■ TASK DESCRIPTION ■
Copy every line with the string "Accept" in it.

■ RECORDS TO PROCESS ■

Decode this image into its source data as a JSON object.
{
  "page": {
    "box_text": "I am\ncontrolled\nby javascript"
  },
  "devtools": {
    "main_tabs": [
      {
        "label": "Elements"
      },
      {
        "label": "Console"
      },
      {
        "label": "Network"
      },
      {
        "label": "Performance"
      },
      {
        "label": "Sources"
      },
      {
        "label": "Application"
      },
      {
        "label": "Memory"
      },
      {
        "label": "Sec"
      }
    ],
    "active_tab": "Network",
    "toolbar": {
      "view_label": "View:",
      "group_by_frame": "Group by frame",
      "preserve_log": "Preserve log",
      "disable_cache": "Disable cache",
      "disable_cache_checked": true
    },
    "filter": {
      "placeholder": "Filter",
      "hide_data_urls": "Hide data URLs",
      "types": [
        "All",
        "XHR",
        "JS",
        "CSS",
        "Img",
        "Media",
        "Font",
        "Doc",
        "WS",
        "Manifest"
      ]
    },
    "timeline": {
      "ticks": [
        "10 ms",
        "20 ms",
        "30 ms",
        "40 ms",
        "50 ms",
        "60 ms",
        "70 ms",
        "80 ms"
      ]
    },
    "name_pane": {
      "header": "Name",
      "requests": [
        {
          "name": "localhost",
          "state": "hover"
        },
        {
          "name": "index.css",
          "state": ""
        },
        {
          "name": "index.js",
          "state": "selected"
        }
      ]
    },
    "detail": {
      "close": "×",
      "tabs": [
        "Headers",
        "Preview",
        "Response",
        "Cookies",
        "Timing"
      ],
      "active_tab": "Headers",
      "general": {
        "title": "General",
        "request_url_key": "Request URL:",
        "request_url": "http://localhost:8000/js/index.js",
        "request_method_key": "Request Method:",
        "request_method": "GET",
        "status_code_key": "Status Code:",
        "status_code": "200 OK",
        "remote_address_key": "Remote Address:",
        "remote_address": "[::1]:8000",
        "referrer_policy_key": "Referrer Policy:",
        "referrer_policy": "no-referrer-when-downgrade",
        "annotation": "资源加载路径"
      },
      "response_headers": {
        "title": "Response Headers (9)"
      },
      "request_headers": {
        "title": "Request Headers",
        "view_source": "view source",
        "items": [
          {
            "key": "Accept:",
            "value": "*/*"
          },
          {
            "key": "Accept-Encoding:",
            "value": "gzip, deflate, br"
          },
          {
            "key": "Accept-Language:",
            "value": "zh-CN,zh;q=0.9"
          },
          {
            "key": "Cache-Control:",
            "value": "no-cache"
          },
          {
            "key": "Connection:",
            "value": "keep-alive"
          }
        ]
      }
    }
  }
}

* * *

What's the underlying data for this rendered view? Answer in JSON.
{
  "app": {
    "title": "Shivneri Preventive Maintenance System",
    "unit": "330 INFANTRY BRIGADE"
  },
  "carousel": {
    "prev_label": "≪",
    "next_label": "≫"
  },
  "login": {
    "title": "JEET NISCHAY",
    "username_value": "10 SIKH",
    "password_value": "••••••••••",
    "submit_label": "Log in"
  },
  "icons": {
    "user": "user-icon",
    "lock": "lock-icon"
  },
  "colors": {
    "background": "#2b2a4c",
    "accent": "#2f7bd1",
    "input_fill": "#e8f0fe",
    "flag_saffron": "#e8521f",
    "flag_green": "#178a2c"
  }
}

■ THE OUTPUT ■
            "key": "Accept:",
            "key": "Accept-Encoding:",
            "key": "Accept-Language:",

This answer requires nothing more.